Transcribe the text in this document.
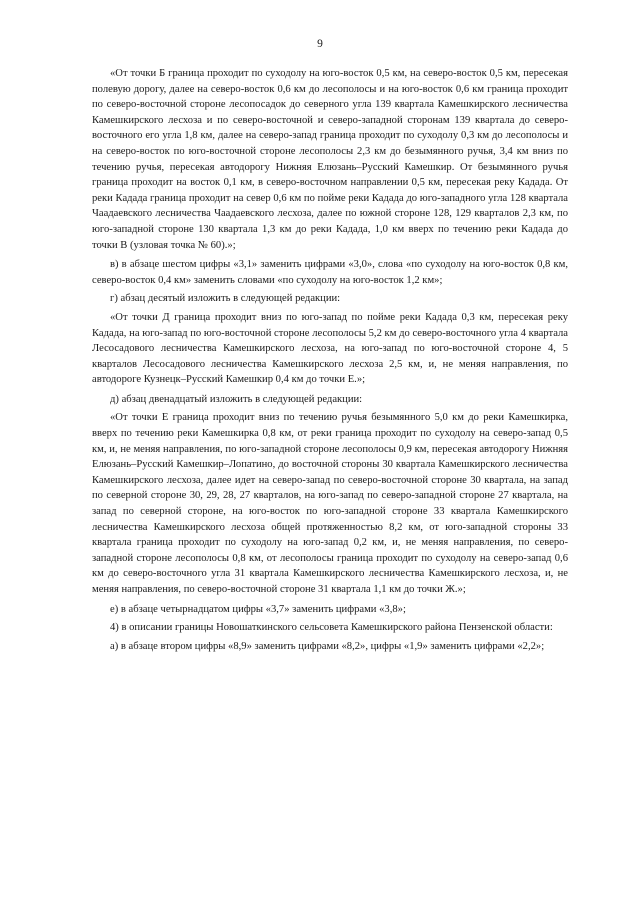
9

«От точки Б граница проходит по суходолу на юго-восток 0,5 км, на северо-восток 0,5 км, пересекая полевую дорогу, далее на северо-восток 0,6 км до лесополосы и на юго-восток 0,6 км граница проходит по северо-восточной стороне лесопосадок до северного угла 139 квартала Камешкирского лесничества Камешкирского лесхоза и по северо-восточной и северо-западной сторонам 139 квартала до северо-восточного его угла 1,8 км, далее на северо-запад граница проходит по суходолу 0,3 км до лесополосы и на северо-восток по юго-восточной стороне лесополосы 2,3 км до безымянного ручья, 3,4 км вниз по течению ручья, пересекая автодорогу Нижняя Елюзань–Русский Камешкир. От безымянного ручья граница проходит на восток 0,1 км, в северо-восточном направлении 0,5 км, пересекая реку Кадада. От реки Кадада граница проходит на север 0,6 км по пойме реки Кадада до юго-западного угла 128 квартала Чаадаевского лесничества Чаадаевского лесхоза, далее по южной стороне 128, 129 кварталов 2,3 км, по юго-западной стороне 130 квартала 1,3 км до реки Кадада, 1,0 км вверх по течению реки Кадада до точки В (узловая точка № 60).»;

в) в абзаце шестом цифры «3,1» заменить цифрами «3,0», слова «по суходолу на юго-восток 0,8 км, северо-восток 0,4 км» заменить словами «по суходолу на юго-восток 1,2 км»;

г) абзац десятый изложить в следующей редакции:

«От точки Д граница проходит вниз по юго-запад по пойме реки Кадада 0,3 км, пересекая реку Кадада, на юго-запад по юго-восточной стороне лесополосы 5,2 км до северо-восточного угла 4 квартала Лесосадового лесничества Камешкирского лесхоза, на юго-запад по юго-восточной стороне 4, 5 кварталов Лесосадового лесничества Камешкирского лесхоза 2,5 км, и, не меняя направления, по автодороге Кузнецк–Русский Камешкир 0,4 км до точки Е.»;

д) абзац двенадцатый изложить в следующей редакции:

«От точки Е граница проходит вниз по течению ручья безымянного 5,0 км до реки Камешкирка, вверх по течению реки Камешкирка 0,8 км, от реки граница проходит по суходолу на северо-запад 0,5 км, и, не меняя направления, по юго-западной стороне лесополосы 0,9 км, пересекая автодорогу Нижняя Елюзань–Русский Камешкир–Лопатино, до восточной стороны 30 квартала Камешкирского лесничества Камешкирского лесхоза, далее идет на северо-запад по северо-восточной стороне 30 квартала, на запад по северной стороне 30, 29, 28, 27 кварталов, на юго-запад по северо-западной стороне 27 квартала, на запад по северной стороне, на юго-восток по юго-западной стороне 33 квартала Камешкирского лесничества Камешкирского лесхоза общей протяженностью 8,2 км, от юго-западной стороны 33 квартала граница проходит по суходолу на юго-запад 0,2 км, и, не меняя направления, по северо-западной стороне лесополосы 0,8 км, от лесополосы граница проходит по суходолу на северо-запад 0,6 км до северо-восточного угла 31 квартала Камешкирского лесничества Камешкирского лесхоза, и, не меняя направления, по северо-восточной стороне 31 квартала 1,1 км до точки Ж.»;

е) в абзаце четырнадцатом цифры «3,7» заменить цифрами «3,8»;

4) в описании границы Новошаткинского сельсовета Камешкирского района Пензенской области:

а) в абзаце втором цифры «8,9» заменить цифрами «8,2», цифры «1,9» заменить цифрами «2,2»;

■ ■ ■

• _Set task_
All the lines above are to be given again exactly as they read, with the pictures removed.

• _Worked answer_
Transcribe the text in this document.
9

«От точки Б граница проходит по суходолу на юго-восток 0,5 км, на северо-восток 0,5 км, пересекая полевую дорогу, далее на северо-восток 0,6 км до лесополосы и на юго-восток 0,6 км граница проходит по северо-восточной стороне лесопосадок до северного угла 139 квартала Камешкирского лесничества Камешкирского лесхоза и по северо-восточной и северо-западной сторонам 139 квартала до северо-восточного его угла 1,8 км, далее на северо-запад граница проходит по суходолу 0,3 км до лесополосы и на северо-восток по юго-восточной стороне лесополосы 2,3 км до безымянного ручья, 3,4 км вниз по течению ручья, пересекая автодорогу Нижняя Елюзань–Русский Камешкир. От безымянного ручья граница проходит на восток 0,1 км, в северо-восточном направлении 0,5 км, пересекая реку Кадада. От реки Кадада граница проходит на север 0,6 км по пойме реки Кадада до юго-западного угла 128 квартала Чаадаевского лесничества Чаадаевского лесхоза, далее по южной стороне 128, 129 кварталов 2,3 км, по юго-западной стороне 130 квартала 1,3 км до реки Кадада, 1,0 км вверх по течению реки Кадада до точки В (узловая точка № 60).»;

в) в абзаце шестом цифры «3,1» заменить цифрами «3,0», слова «по суходолу на юго-восток 0,8 км, северо-восток 0,4 км» заменить словами «по суходолу на юго-восток 1,2 км»;

г) абзац десятый изложить в следующей редакции:

«От точки Д граница проходит вниз по юго-запад по пойме реки Кадада 0,3 км, пересекая реку Кадада, на юго-запад по юго-восточной стороне лесополосы 5,2 км до северо-восточного угла 4 квартала Лесосадового лесничества Камешкирского лесхоза, на юго-запад по юго-восточной стороне 4, 5 кварталов Лесосадового лесничества Камешкирского лесхоза 2,5 км, и, не меняя направления, по автодороге Кузнецк–Русский Камешкир 0,4 км до точки Е.»;

д) абзац двенадцатый изложить в следующей редакции:

«От точки Е граница проходит вниз по течению ручья безымянного 5,0 км до реки Камешкирка, вверх по течению реки Камешкирка 0,8 км, от реки граница проходит по суходолу на северо-запад 0,5 км, и, не меняя направления, по юго-западной стороне лесополосы 0,9 км, пересекая автодорогу Нижняя Елюзань–Русский Камешкир–Лопатино, до восточной стороны 30 квартала Камешкирского лесничества Камешкирского лесхоза, далее идет на северо-запад по северо-восточной стороне 30 квартала, на запад по северной стороне 30, 29, 28, 27 кварталов, на юго-запад по северо-западной стороне 27 квартала, на запад по северной стороне, на юго-восток по юго-западной стороне 33 квартала Камешкирского лесничества Камешкирского лесхоза общей протяженностью 8,2 км, от юго-западной стороны 33 квартала граница проходит по суходолу на юго-запад 0,2 км, и, не меняя направления, по северо-западной стороне лесополосы 0,8 км, от лесополосы граница проходит по суходолу на северо-запад 0,6 км до северо-восточного угла 31 квартала Камешкирского лесничества Камешкирского лесхоза, и, не меняя направления, по северо-восточной стороне 31 квартала 1,1 км до точки Ж.»;

е) в абзаце четырнадцатом цифры «3,7» заменить цифрами «3,8»;

4) в описании границы Новошаткинского сельсовета Камешкирского района Пензенской области:

а) в абзаце втором цифры «8,9» заменить цифрами «8,2», цифры «1,9» заменить цифрами «2,2»;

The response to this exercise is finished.